### Aim of the task
In the records below, put the part that opens with the line containing "logo-tagline: DO YOUR" and closes with the line containing "legend-label: I expect to travel less" into a numbered list, including both of those lines and leaving out any blank lines.

### Dataset content
_ _ _
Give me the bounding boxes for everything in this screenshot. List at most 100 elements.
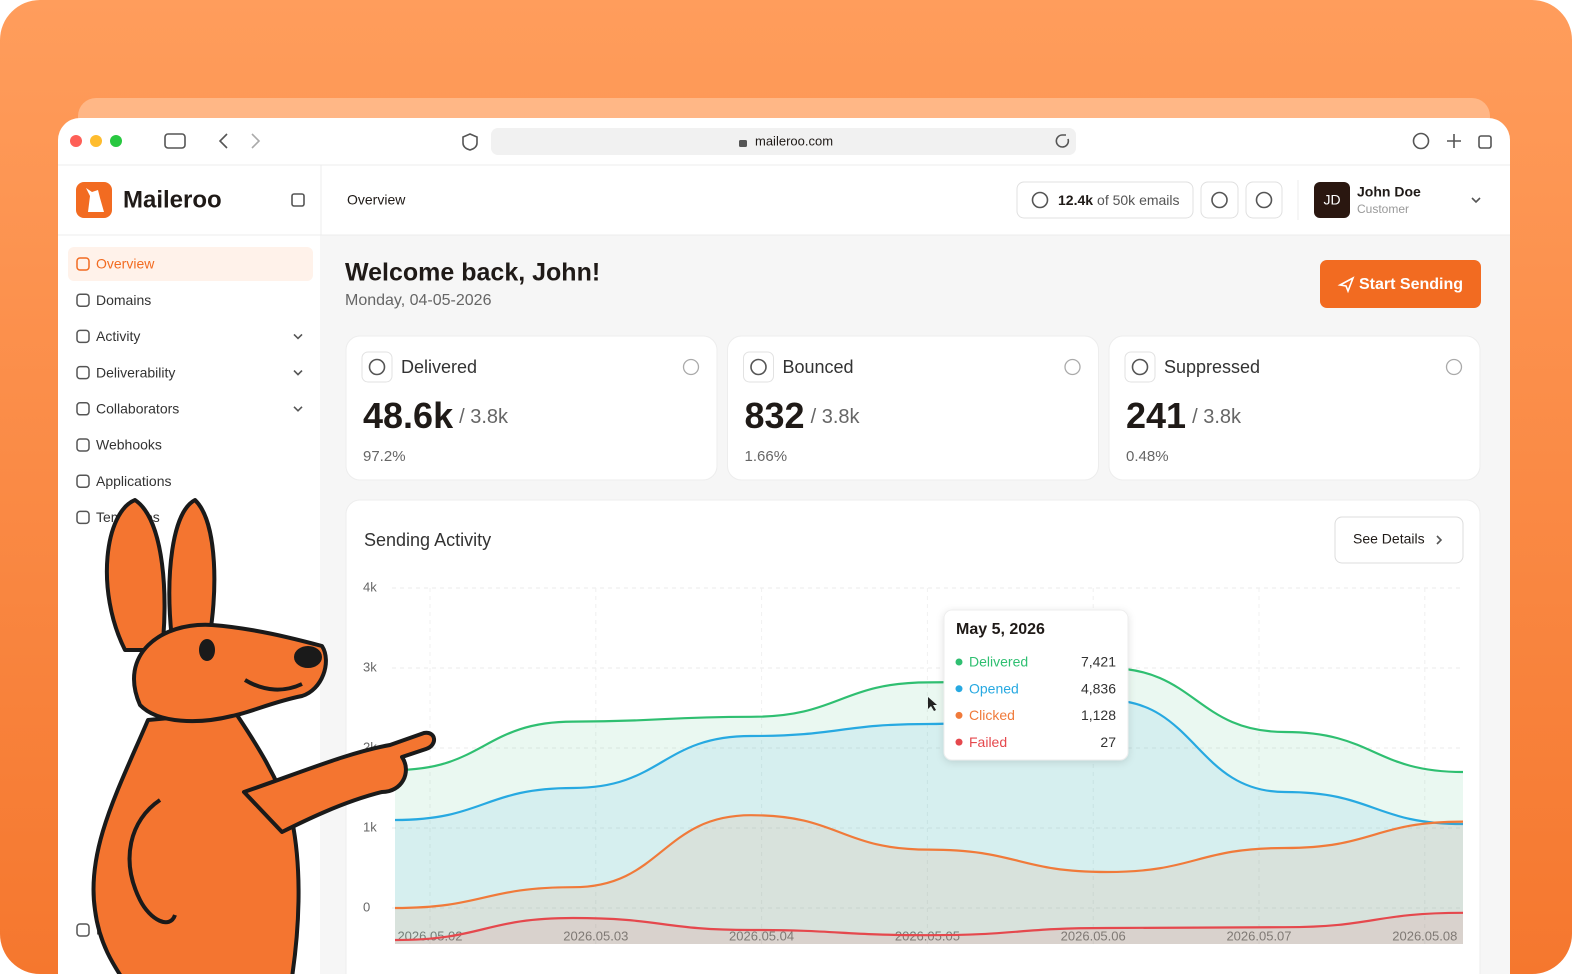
chart-title: Sending Activity bbox=[364, 530, 491, 550]
avatar[interactable] bbox=[1314, 182, 1350, 218]
downloads[interactable] bbox=[1412, 132, 1430, 150]
nav-chevron bbox=[293, 333, 303, 340]
mascot-eye bbox=[199, 639, 215, 661]
zoom-button[interactable] bbox=[110, 135, 122, 147]
series-line bbox=[394, 666, 1464, 774]
chevron bbox=[1436, 535, 1443, 545]
mascot-arm bbox=[242, 730, 436, 834]
stat-label: Delivered bbox=[401, 357, 477, 377]
nav-chevron bbox=[293, 370, 303, 376]
stat-icon-box bbox=[743, 351, 774, 383]
series-line bbox=[394, 698, 1464, 826]
nav-icon bbox=[76, 329, 90, 344]
series-area bbox=[395, 815, 1463, 944]
mascot-head bbox=[132, 622, 328, 724]
sidebar-toggle[interactable] bbox=[164, 133, 186, 149]
stat-value-line: 241 / 3.8k bbox=[1126, 395, 1242, 436]
usage-count: 12.4k bbox=[1058, 192, 1093, 208]
reload[interactable] bbox=[1055, 134, 1070, 148]
stat-label: Suppressed bbox=[1164, 357, 1260, 377]
stat-icon-box bbox=[1124, 351, 1156, 383]
tooltip-value: 7,421 bbox=[1081, 654, 1116, 670]
nav: Overview Domains Activity Deliverability Col… bbox=[68, 247, 313, 938]
logo-mark bbox=[86, 188, 104, 212]
x-tick-label: 2026.05.08 bbox=[1392, 928, 1457, 943]
mascot-arm bbox=[127, 798, 177, 925]
stat-icon bbox=[368, 358, 386, 376]
x-tick-label: 2026.05.03 bbox=[563, 928, 628, 943]
stat-total: / 3.8k bbox=[811, 406, 861, 428]
x-tick-label: 2026.05.07 bbox=[1226, 928, 1291, 943]
close-button[interactable] bbox=[70, 135, 82, 147]
mascot-ear bbox=[104, 498, 167, 652]
mascot-ear bbox=[167, 498, 217, 647]
tooltip: May 5, 2026 Delivered 7,421 Opened 4,836 Cli… bbox=[943, 609, 1129, 761]
tooltip-value: 4,836 bbox=[1081, 680, 1116, 696]
user-role: Customer bbox=[1357, 202, 1409, 216]
tooltip-name: Failed bbox=[969, 734, 1007, 750]
tabs[interactable] bbox=[1478, 135, 1492, 149]
stat-icon bbox=[1131, 358, 1149, 376]
url-bar[interactable] bbox=[491, 128, 1076, 155]
nav-item[interactable]: Domains bbox=[96, 292, 151, 308]
nav-item[interactable]: Webhooks bbox=[96, 437, 162, 453]
nav-item[interactable]: Overview bbox=[96, 256, 155, 272]
nav-active-bg bbox=[68, 247, 313, 281]
usage: 12.4k of 50k emails bbox=[1058, 192, 1180, 208]
forward-button[interactable] bbox=[251, 133, 261, 149]
browser-window: maileroo.com Maileroo Overview Domains Act… bbox=[58, 118, 1510, 974]
stat-value: 48.6k bbox=[363, 395, 454, 436]
nav-icon bbox=[76, 402, 90, 416]
stat-label: Bounced bbox=[783, 357, 854, 377]
stat-icon bbox=[750, 358, 767, 376]
help-icon bbox=[1255, 191, 1273, 209]
series-area bbox=[395, 912, 1463, 944]
welcome-title: Welcome back, John! bbox=[345, 259, 600, 287]
nav-item[interactable]: Collaborators bbox=[96, 401, 179, 417]
nav-item[interactable]: Applications bbox=[96, 473, 172, 489]
stat-value-line: 48.6k/ 3.8k bbox=[363, 395, 509, 436]
nav-item[interactable]: Deliverability bbox=[96, 364, 175, 380]
start-sending-label: Start Sending bbox=[1359, 276, 1463, 293]
minimize-button[interactable] bbox=[90, 135, 102, 147]
see-details-button[interactable] bbox=[1334, 516, 1464, 564]
stat-total: / 3.8k bbox=[459, 406, 509, 428]
lock-icon bbox=[739, 140, 747, 147]
tooltip-title: May 5, 2026 bbox=[956, 621, 1045, 638]
y-tick-label: 3k bbox=[363, 659, 377, 674]
start-sending-button[interactable] bbox=[1320, 260, 1481, 308]
usage-pill[interactable] bbox=[1016, 181, 1194, 219]
nav-icon bbox=[76, 293, 90, 307]
x-tick-label: 2026.05.06 bbox=[1061, 928, 1126, 943]
mascot bbox=[91, 498, 436, 974]
info-icon bbox=[1445, 358, 1463, 376]
nav-icon bbox=[76, 923, 90, 937]
user-menu[interactable] bbox=[1471, 197, 1481, 204]
back-button[interactable] bbox=[218, 133, 228, 149]
nav-item[interactable]: Activity bbox=[96, 328, 140, 344]
usage-icon bbox=[1031, 191, 1049, 209]
see-details-label: See Details bbox=[1353, 531, 1425, 547]
tooltip-name: Clicked bbox=[969, 707, 1015, 723]
stat-value: 832 bbox=[745, 395, 805, 436]
avatar-initials: JD bbox=[1323, 192, 1340, 208]
nav-icon bbox=[76, 257, 90, 271]
support-button[interactable] bbox=[1200, 181, 1239, 219]
new-tab[interactable] bbox=[1447, 134, 1461, 148]
collapse-sidebar[interactable] bbox=[291, 193, 305, 207]
nav-icon bbox=[76, 438, 90, 452]
breadcrumb: Overview bbox=[347, 192, 406, 208]
info-icon bbox=[1064, 358, 1081, 376]
help-button[interactable] bbox=[1245, 181, 1283, 219]
shield-icon bbox=[462, 133, 478, 151]
series-line bbox=[394, 814, 1464, 910]
stat-card bbox=[1108, 335, 1481, 481]
usage-text: of 50k emails bbox=[1097, 192, 1179, 208]
stat-rate: 97.2% bbox=[363, 448, 406, 465]
support-icon bbox=[1211, 191, 1228, 209]
series-line bbox=[394, 911, 1464, 942]
series-area bbox=[395, 700, 1463, 944]
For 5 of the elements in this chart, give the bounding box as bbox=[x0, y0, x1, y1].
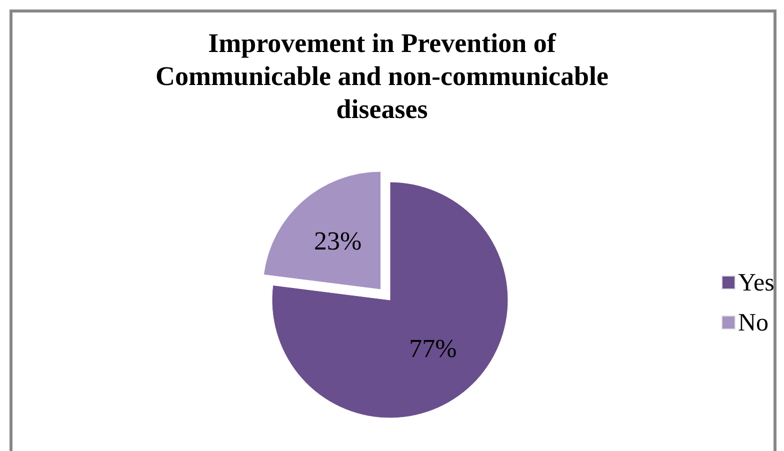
legend-label: Yes bbox=[738, 270, 774, 296]
legend-label: No bbox=[738, 310, 769, 336]
data-label: 77% bbox=[409, 334, 457, 364]
data-label: 23% bbox=[314, 226, 362, 256]
chart-title: Improvement in Prevention of Communicable and non-communicable diseases bbox=[155, 28, 609, 124]
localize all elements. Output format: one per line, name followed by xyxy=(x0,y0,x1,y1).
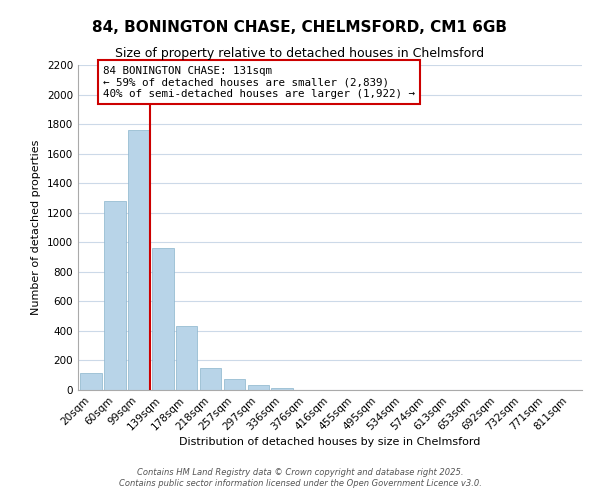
Bar xyxy=(200,368,221,390)
Bar xyxy=(128,130,149,390)
Bar xyxy=(176,326,197,390)
Bar xyxy=(224,379,245,390)
Bar xyxy=(152,248,173,390)
Bar xyxy=(80,373,102,390)
Text: 84, BONINGTON CHASE, CHELMSFORD, CM1 6GB: 84, BONINGTON CHASE, CHELMSFORD, CM1 6GB xyxy=(92,20,508,35)
Bar xyxy=(104,201,126,390)
Text: Size of property relative to detached houses in Chelmsford: Size of property relative to detached ho… xyxy=(115,48,485,60)
Text: Contains HM Land Registry data © Crown copyright and database right 2025.
Contai: Contains HM Land Registry data © Crown c… xyxy=(119,468,481,487)
Y-axis label: Number of detached properties: Number of detached properties xyxy=(31,140,41,315)
Bar xyxy=(248,385,269,390)
Text: 84 BONINGTON CHASE: 131sqm
← 59% of detached houses are smaller (2,839)
40% of s: 84 BONINGTON CHASE: 131sqm ← 59% of deta… xyxy=(103,66,415,99)
X-axis label: Distribution of detached houses by size in Chelmsford: Distribution of detached houses by size … xyxy=(179,438,481,448)
Bar xyxy=(271,388,293,390)
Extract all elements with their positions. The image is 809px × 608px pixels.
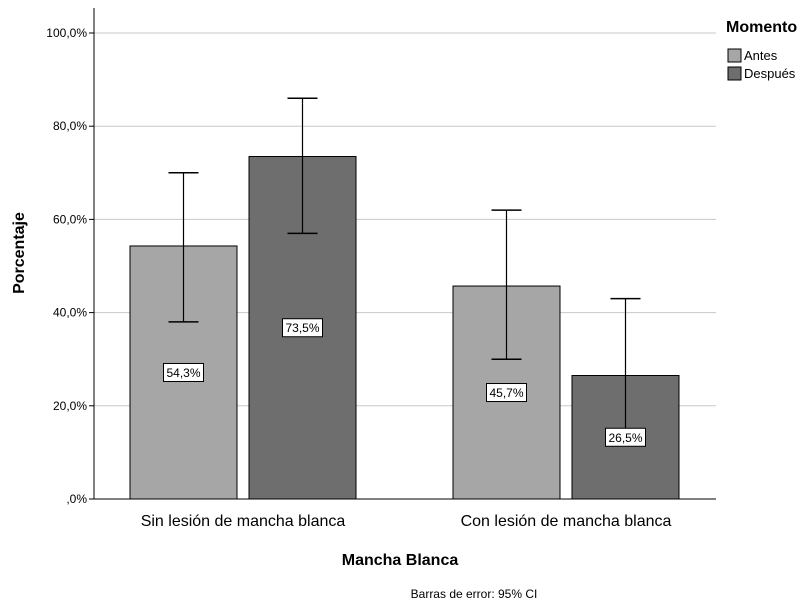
legend-swatch xyxy=(727,48,742,63)
legend-label: Después xyxy=(744,66,796,81)
category-labels: Sin lesión de mancha blanca Con lesión de… xyxy=(141,513,672,530)
data-label: 73,5% xyxy=(285,321,319,335)
legend-title: Momento xyxy=(726,19,797,36)
x-category-label: Con lesión de mancha blanca xyxy=(461,513,672,530)
y-tick-label: 40,0% xyxy=(53,306,87,320)
error-bars xyxy=(168,97,641,435)
bars xyxy=(129,155,680,500)
data-label-box xyxy=(163,362,204,382)
legend-label: Antes xyxy=(744,48,778,63)
y-tick-label: 20,0% xyxy=(53,399,87,413)
y-tick-label: 80,0% xyxy=(53,119,87,133)
data-label-box xyxy=(282,318,323,338)
data-label: 26,5% xyxy=(608,431,642,445)
legend: Momento Antes Después xyxy=(726,19,797,81)
x-category-label: Sin lesión de mancha blanca xyxy=(141,513,346,530)
x-axis-title: Mancha Blanca xyxy=(342,552,459,569)
y-tick-label: 100,0% xyxy=(46,26,87,40)
y-tick-label: ,0% xyxy=(66,492,87,506)
y-axis-ticks: ,0% 20,0% 40,0% 60,0% 80,0% 100,0% xyxy=(46,26,94,506)
data-label: 54,3% xyxy=(166,366,200,380)
y-tick-label: 60,0% xyxy=(53,212,87,226)
legend-swatch xyxy=(727,66,742,81)
data-label-box xyxy=(486,383,527,403)
axes xyxy=(93,8,716,500)
error-bar-footnote: Barras de error: 95% CI xyxy=(411,587,538,601)
y-axis-title: Porcentaje xyxy=(11,212,28,294)
data-labels: 54,3% 73,5% 45,7% 26,5% xyxy=(163,318,646,447)
data-label: 45,7% xyxy=(489,386,523,400)
data-label-box xyxy=(605,427,646,447)
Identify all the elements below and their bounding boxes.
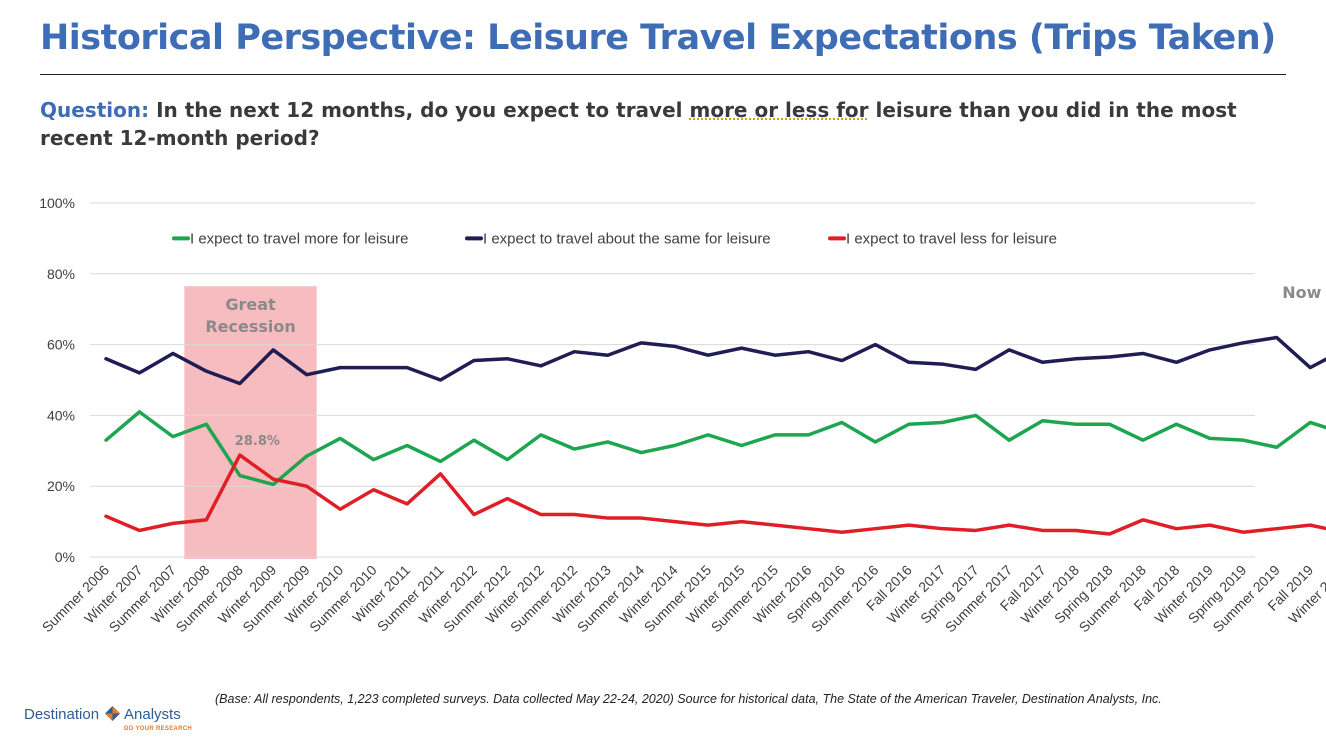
logo-tagline: DO YOUR RESEARCH (124, 726, 193, 732)
shaded-region-label: Now (1282, 283, 1321, 302)
legend-label: I expect to travel about the same for le… (483, 230, 771, 247)
legend-label: I expect to travel less for leisure (846, 230, 1057, 247)
line-chart: GreatRecessionNow0%20%40%60%80%100%Summe… (39, 195, 1326, 635)
y-tick-label: 80% (47, 266, 75, 282)
shaded-region-label: Recession (205, 317, 295, 336)
shaded-region-label: Great (225, 295, 276, 314)
footnote: (Base: All respondents, 1,223 completed … (215, 692, 1162, 706)
series-line-3 (104, 453, 1326, 536)
legend-label: I expect to travel more for leisure (190, 230, 408, 247)
question-label: Question: (40, 98, 150, 122)
page-title: Historical Perspective: Leisure Travel E… (40, 18, 1276, 58)
y-tick-label: 60% (47, 337, 75, 353)
question-text-underlined: more or less for (689, 98, 869, 122)
data-label: 28.8% (235, 434, 280, 449)
title-divider (40, 74, 1286, 75)
logo-word-1: Destination (24, 706, 100, 723)
question-text-end: leisure than you did in the most recent … (40, 98, 1237, 150)
diamond-icon (105, 706, 120, 721)
survey-question: Question: In the next 12 months, do you … (40, 96, 1290, 152)
logo-word-2: Analysts (124, 706, 181, 723)
question-text-start: In the next 12 months, do you expect to … (156, 98, 690, 122)
company-logo: Destination Analysts DO YOUR RESEARCH (24, 704, 194, 740)
y-tick-label: 20% (47, 478, 75, 494)
series-line-2 (104, 335, 1326, 386)
y-tick-label: 0% (55, 549, 75, 565)
series-line-1 (104, 410, 1326, 487)
y-tick-label: 40% (47, 407, 75, 423)
y-tick-label: 100% (39, 195, 75, 211)
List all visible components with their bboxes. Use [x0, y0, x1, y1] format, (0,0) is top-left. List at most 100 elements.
_ _ _
### Correct output
1. logo-tagline: DO YOUR RESEARCH (124, 726, 193, 732)
2. shaded-region-label: Now (1282, 283, 1321, 302)
3. legend-label: I expect to travel about the same for le… (483, 230, 771, 247)
4. legend-label: I expect to travel less for leisure (846, 230, 1057, 247)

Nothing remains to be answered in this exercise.